## Extracted information
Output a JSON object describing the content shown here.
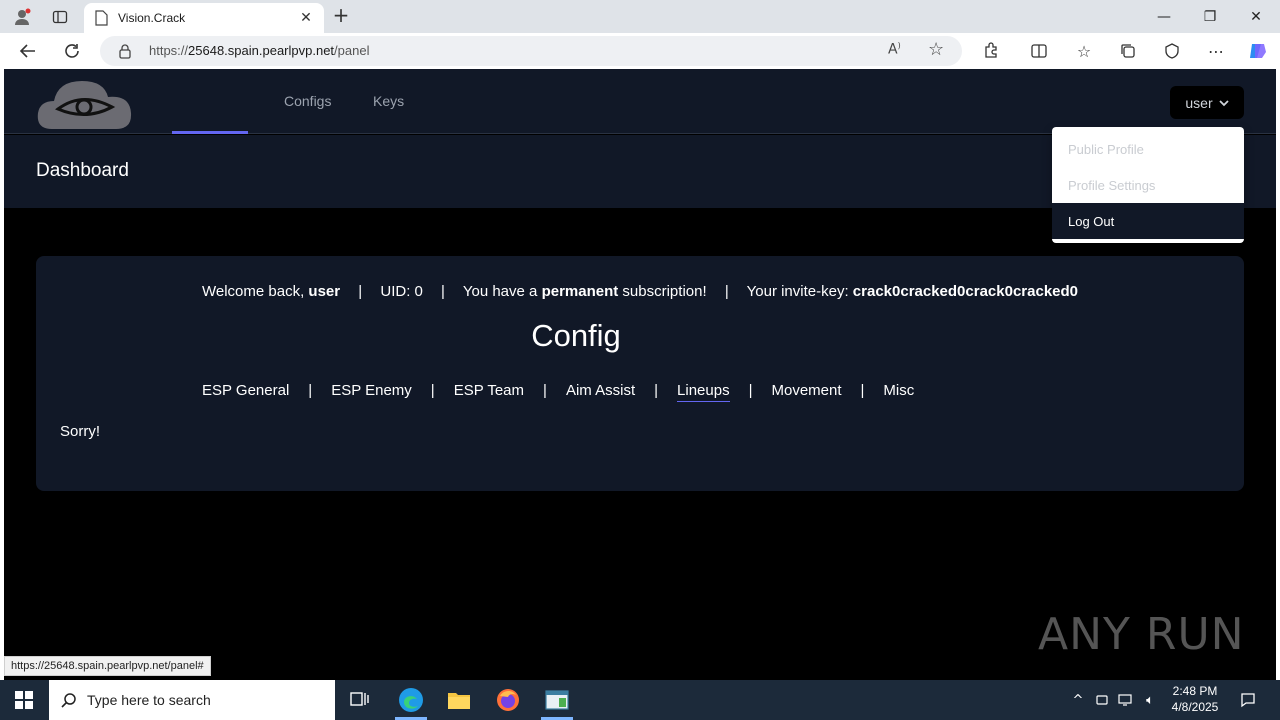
{
  "browser": {
    "tab_title": "Vision.Crack",
    "url_prefix": "https://",
    "url_host": "25648.spain.pearlpvp.net",
    "url_path": "/panel",
    "status_url": "https://25648.spain.pearlpvp.net/panel#"
  },
  "site": {
    "nav": [
      "Configs",
      "Keys"
    ],
    "user_button": "user",
    "dashboard_title": "Dashboard",
    "dropdown": {
      "public_profile": "Public Profile",
      "profile_settings": "Profile Settings",
      "log_out": "Log Out"
    },
    "welcome": {
      "prefix": "Welcome back,",
      "username": "user",
      "uid": "UID: 0",
      "sub_prefix": "You have a",
      "sub_type": "permanent",
      "sub_suffix": "subscription!",
      "invite_prefix": "Your invite-key:",
      "invite_key": "crack0cracked0crack0cracked0",
      "separator": "|"
    },
    "config_title": "Config",
    "config_tabs": [
      "ESP General",
      "ESP Enemy",
      "ESP Team",
      "Aim Assist",
      "Lineups",
      "Movement",
      "Misc"
    ],
    "selected_tab": "Lineups",
    "message": "Sorry!"
  },
  "watermark": "ANY RUN",
  "taskbar": {
    "search_placeholder": "Type here to search",
    "time": "2:48 PM",
    "date": "4/8/2025"
  },
  "colors": {
    "navbar_bg": "#111827",
    "accent": "#6366f1",
    "page_bg": "#000000"
  }
}
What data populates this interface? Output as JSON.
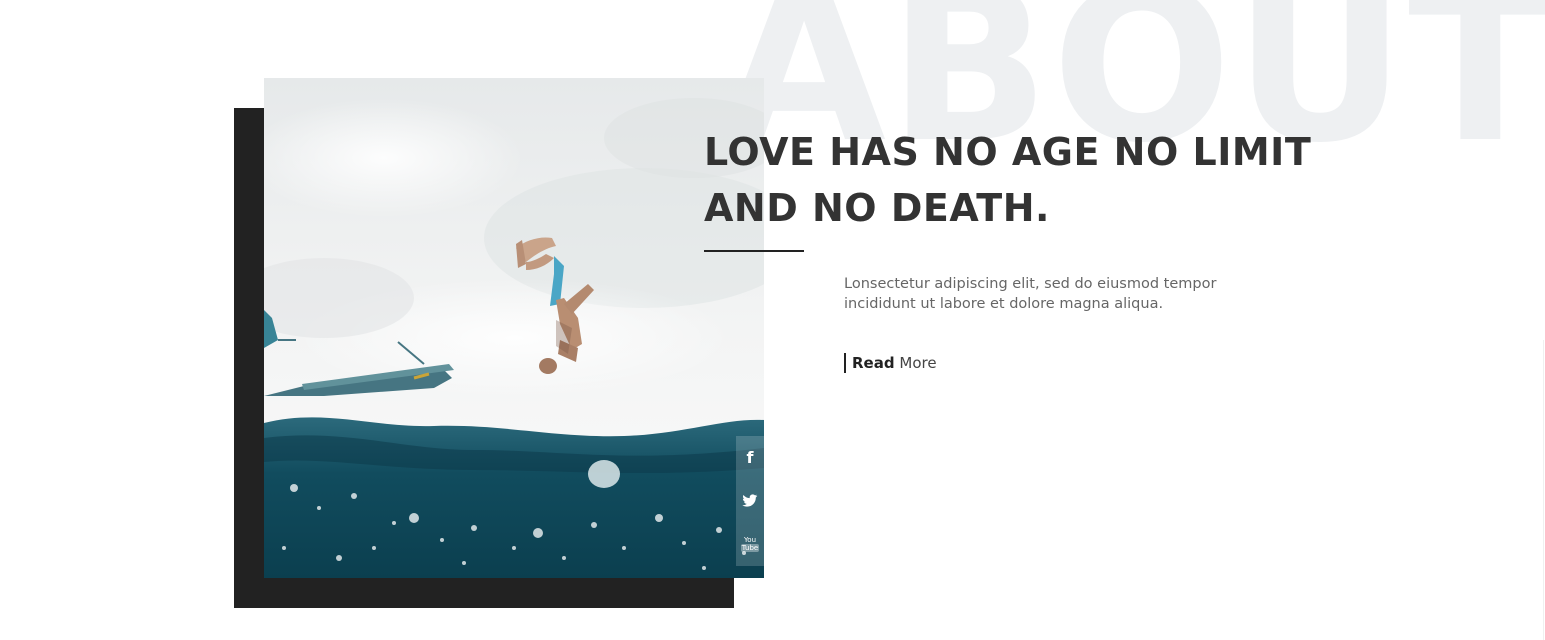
{
  "background_word": "ABOUT",
  "heading": {
    "line1": "LOVE HAS NO AGE NO LIMIT",
    "line2": "AND NO DEATH."
  },
  "description": {
    "line1": "Lonsectetur adipiscing elit, sed do eiusmod tempor",
    "line2": "incididunt ut labore et dolore magna aliqua."
  },
  "read_more": {
    "bold": "Read",
    "light": "More"
  },
  "social": [
    {
      "icon": "facebook-icon",
      "glyph": "f"
    },
    {
      "icon": "twitter-icon"
    },
    {
      "icon": "youtube-icon",
      "top": "You",
      "bottom": "Tube"
    }
  ],
  "colors": {
    "dark_block": "#222222",
    "heading": "#333333",
    "text": "#666666",
    "bg_word": "#eef0f2",
    "water": "#0f4a5c"
  }
}
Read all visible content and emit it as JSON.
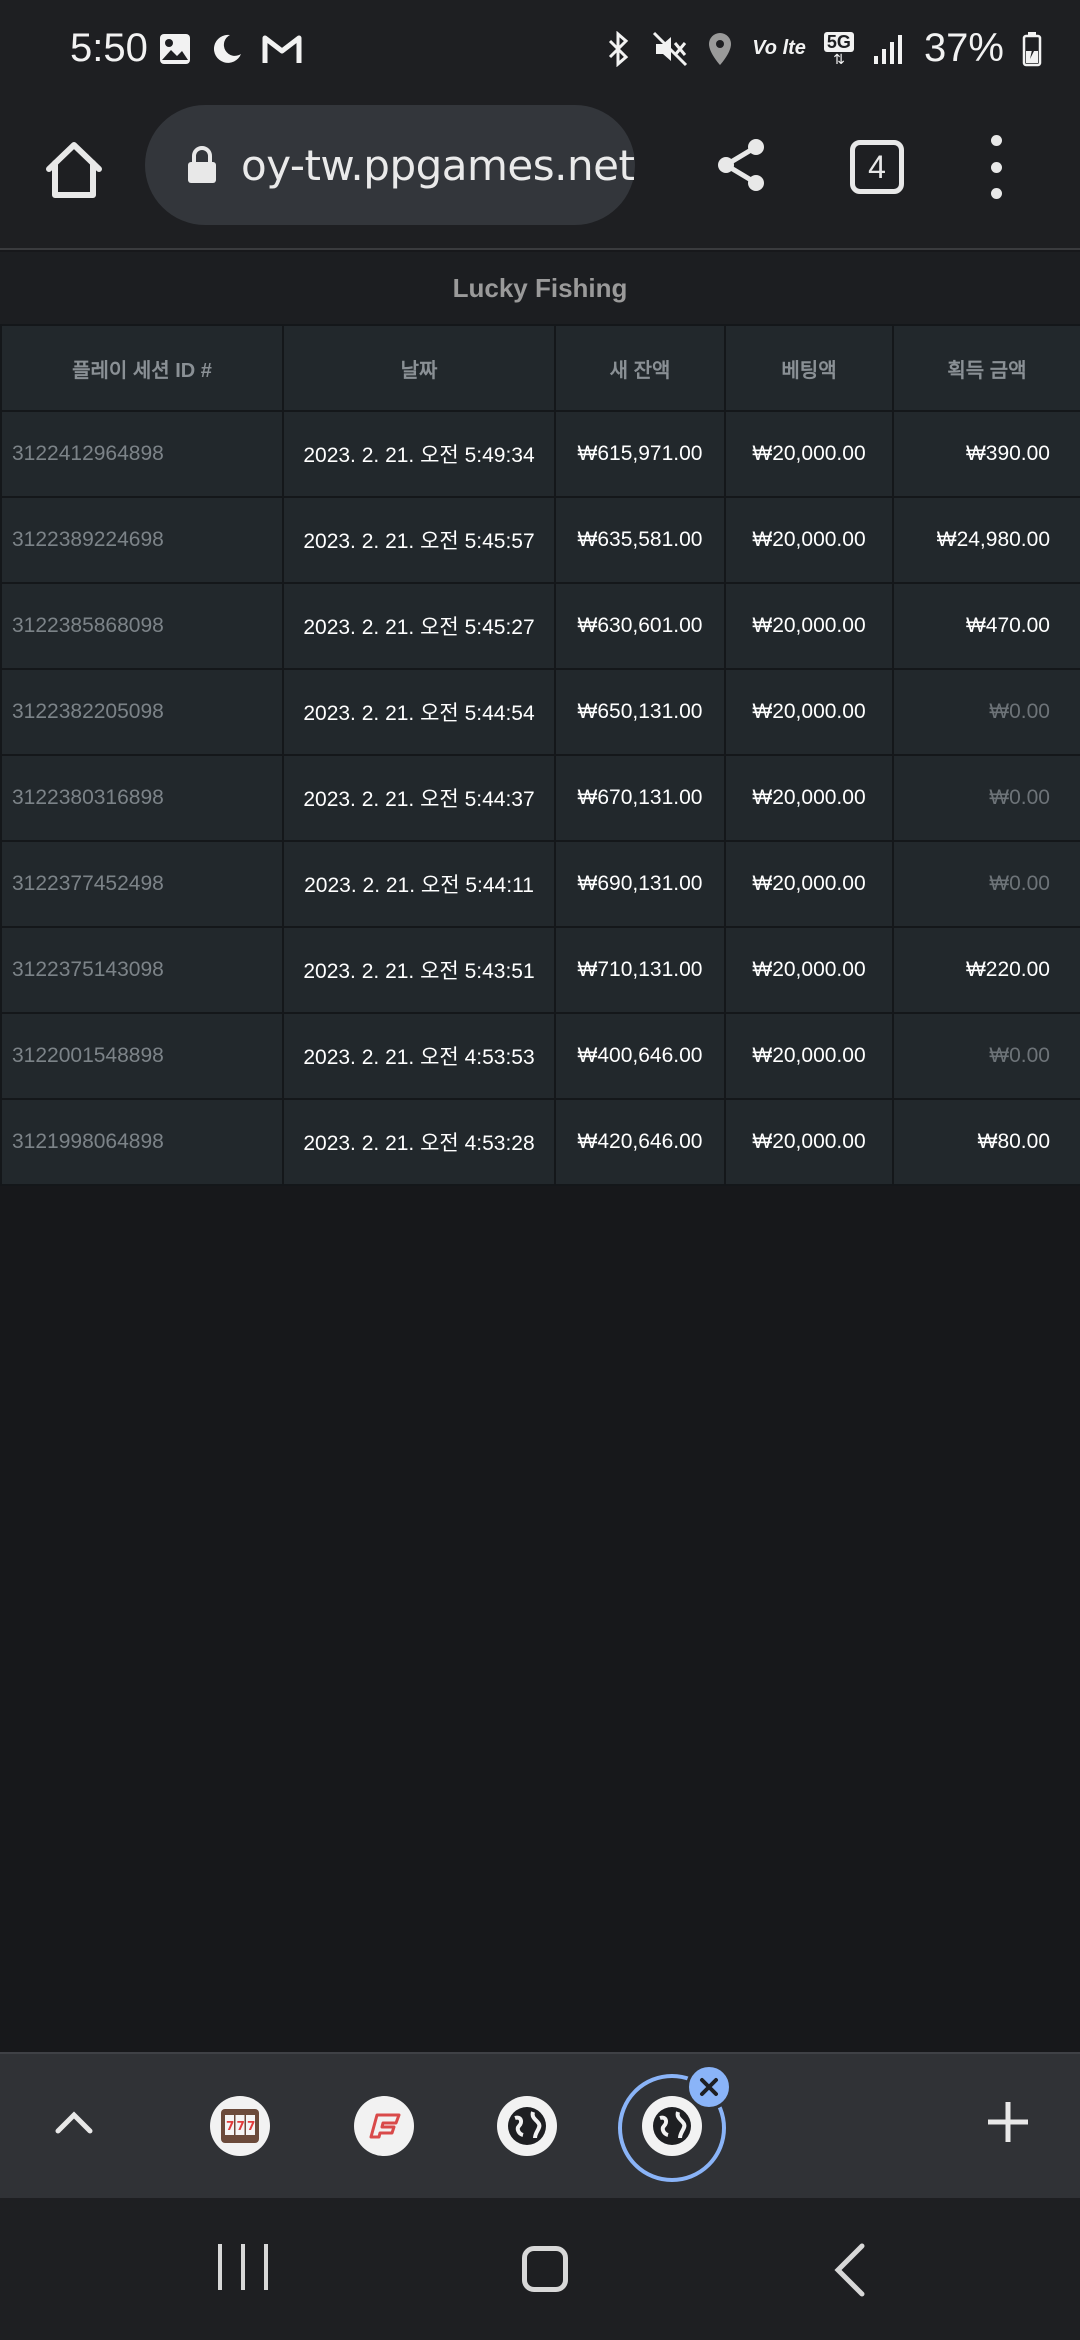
{
  "status_bar": {
    "time": "5:50",
    "battery": "37%",
    "left_icons": [
      "gallery-icon",
      "moon-icon",
      "gmail-icon"
    ],
    "right_icons": [
      "bluetooth-icon",
      "mute-icon",
      "location-icon",
      "volte-icon",
      "5g-icon",
      "signal-icon",
      "battery-icon"
    ],
    "volte_label": "Vo lte",
    "network_label": "5G"
  },
  "browser": {
    "url": "oy-tw.ppgames.net",
    "tab_count": "4"
  },
  "page": {
    "title": "Lucky Fishing",
    "columns": [
      "플레이 세션 ID #",
      "날짜",
      "새 잔액",
      "베팅액",
      "획득 금액"
    ],
    "rows": [
      {
        "id": "3122412964898",
        "date": "2023. 2. 21. 오전 5:49:34",
        "balance": "₩615,971.00",
        "bet": "₩20,000.00",
        "win": "₩390.00"
      },
      {
        "id": "3122389224698",
        "date": "2023. 2. 21. 오전 5:45:57",
        "balance": "₩635,581.00",
        "bet": "₩20,000.00",
        "win": "₩24,980.00"
      },
      {
        "id": "3122385868098",
        "date": "2023. 2. 21. 오전 5:45:27",
        "balance": "₩630,601.00",
        "bet": "₩20,000.00",
        "win": "₩470.00"
      },
      {
        "id": "3122382205098",
        "date": "2023. 2. 21. 오전 5:44:54",
        "balance": "₩650,131.00",
        "bet": "₩20,000.00",
        "win": "₩0.00"
      },
      {
        "id": "3122380316898",
        "date": "2023. 2. 21. 오전 5:44:37",
        "balance": "₩670,131.00",
        "bet": "₩20,000.00",
        "win": "₩0.00"
      },
      {
        "id": "3122377452498",
        "date": "2023. 2. 21. 오전 5:44:11",
        "balance": "₩690,131.00",
        "bet": "₩20,000.00",
        "win": "₩0.00"
      },
      {
        "id": "3122375143098",
        "date": "2023. 2. 21. 오전 5:43:51",
        "balance": "₩710,131.00",
        "bet": "₩20,000.00",
        "win": "₩220.00"
      },
      {
        "id": "3122001548898",
        "date": "2023. 2. 21. 오전 4:53:53",
        "balance": "₩400,646.00",
        "bet": "₩20,000.00",
        "win": "₩0.00"
      },
      {
        "id": "3121998064898",
        "date": "2023. 2. 21. 오전 4:53:28",
        "balance": "₩420,646.00",
        "bet": "₩20,000.00",
        "win": "₩80.00"
      }
    ]
  },
  "tab_strip": {
    "tabs": [
      "slot-machine-favicon",
      "ppgames-favicon",
      "globe-icon",
      "globe-icon"
    ],
    "active_index": 3
  },
  "colors": {
    "accent": "#8ab4f8",
    "page_bg": "#17181b",
    "table_bg": "#22282c"
  }
}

## Your instructions
Leave out the pictures and retype every line above exactly.

## Right answer
Output a JSON object describing the content shown here.
{
  "browser": {
    "tab_title": "Vision.Crack",
    "url_prefix": "https://",
    "url_host": "25648.spain.pearlpvp.net",
    "url_path": "/panel",
    "status_url": "https://25648.spain.pearlpvp.net/panel#"
  },
  "site": {
    "nav": [
      "Configs",
      "Keys"
    ],
    "user_button": "user",
    "dashboard_title": "Dashboard",
    "dropdown": {
      "public_profile": "Public Profile",
      "profile_settings": "Profile Settings",
      "log_out": "Log Out"
    },
    "welcome": {
      "prefix": "Welcome back,",
      "username": "user",
      "uid": "UID: 0",
      "sub_prefix": "You have a",
      "sub_type": "permanent",
      "sub_suffix": "subscription!",
      "invite_prefix": "Your invite-key:",
      "invite_key": "crack0cracked0crack0cracked0",
      "separator": "|"
    },
    "config_title": "Config",
    "config_tabs": [
      "ESP General",
      "ESP Enemy",
      "ESP Team",
      "Aim Assist",
      "Lineups",
      "Movement",
      "Misc"
    ],
    "selected_tab": "Lineups",
    "message": "Sorry!"
  },
  "watermark": "ANY RUN",
  "taskbar": {
    "search_placeholder": "Type here to search",
    "time": "2:48 PM",
    "date": "4/8/2025"
  },
  "colors": {
    "navbar_bg": "#111827",
    "accent": "#6366f1",
    "page_bg": "#000000"
  }
}
What data populates this interface? Output as JSON.
{
  "background_word": "ABOUT",
  "heading": {
    "line1": "LOVE HAS NO AGE NO LIMIT",
    "line2": "AND NO DEATH."
  },
  "description": {
    "line1": "Lonsectetur adipiscing elit, sed do eiusmod tempor",
    "line2": "incididunt ut labore et dolore magna aliqua."
  },
  "read_more": {
    "bold": "Read",
    "light": "More"
  },
  "social": [
    {
      "icon": "facebook-icon",
      "glyph": "f"
    },
    {
      "icon": "twitter-icon"
    },
    {
      "icon": "youtube-icon",
      "top": "You",
      "bottom": "Tube"
    }
  ],
  "colors": {
    "dark_block": "#222222",
    "heading": "#333333",
    "text": "#666666",
    "bg_word": "#eef0f2",
    "water": "#0f4a5c"
  }
}
Read all visible content and emit it as JSON.
{
  "status_bar": {
    "time": "5:50",
    "battery": "37%",
    "left_icons": [
      "gallery-icon",
      "moon-icon",
      "gmail-icon"
    ],
    "right_icons": [
      "bluetooth-icon",
      "mute-icon",
      "location-icon",
      "volte-icon",
      "5g-icon",
      "signal-icon",
      "battery-icon"
    ],
    "volte_label": "Vo lte",
    "network_label": "5G"
  },
  "browser": {
    "url": "oy-tw.ppgames.net",
    "tab_count": "4"
  },
  "page": {
    "title": "Lucky Fishing",
    "columns": [
      "플레이 세션 ID #",
      "날짜",
      "새 잔액",
      "베팅액",
      "획득 금액"
    ],
    "rows": [
      {
        "id": "3122412964898",
        "date": "2023. 2. 21. 오전 5:49:34",
        "balance": "₩615,971.00",
        "bet": "₩20,000.00",
        "win": "₩390.00"
      },
      {
        "id": "3122389224698",
        "date": "2023. 2. 21. 오전 5:45:57",
        "balance": "₩635,581.00",
        "bet": "₩20,000.00",
        "win": "₩24,980.00"
      },
      {
        "id": "3122385868098",
        "date": "2023. 2. 21. 오전 5:45:27",
        "balance": "₩630,601.00",
        "bet": "₩20,000.00",
        "win": "₩470.00"
      },
      {
        "id": "3122382205098",
        "date": "2023. 2. 21. 오전 5:44:54",
        "balance": "₩650,131.00",
        "bet": "₩20,000.00",
        "win": "₩0.00"
      },
      {
        "id": "3122380316898",
        "date": "2023. 2. 21. 오전 5:44:37",
        "balance": "₩670,131.00",
        "bet": "₩20,000.00",
        "win": "₩0.00"
      },
      {
        "id": "3122377452498",
        "date": "2023. 2. 21. 오전 5:44:11",
        "balance": "₩690,131.00",
        "bet": "₩20,000.00",
        "win": "₩0.00"
      },
      {
        "id": "3122375143098",
        "date": "2023. 2. 21. 오전 5:43:51",
        "balance": "₩710,131.00",
        "bet": "₩20,000.00",
        "win": "₩220.00"
      },
      {
        "id": "3122001548898",
        "date": "2023. 2. 21. 오전 4:53:53",
        "balance": "₩400,646.00",
        "bet": "₩20,000.00",
        "win": "₩0.00"
      },
      {
        "id": "3121998064898",
        "date": "2023. 2. 21. 오전 4:53:28",
        "balance": "₩420,646.00",
        "bet": "₩20,000.00",
        "win": "₩80.00"
      }
    ]
  },
  "tab_strip": {
    "tabs": [
      "slot-machine-favicon",
      "ppgames-favicon",
      "globe-icon",
      "globe-icon"
    ],
    "active_index": 3
  },
  "colors": {
    "accent": "#8ab4f8",
    "page_bg": "#17181b",
    "table_bg": "#22282c"
  }
}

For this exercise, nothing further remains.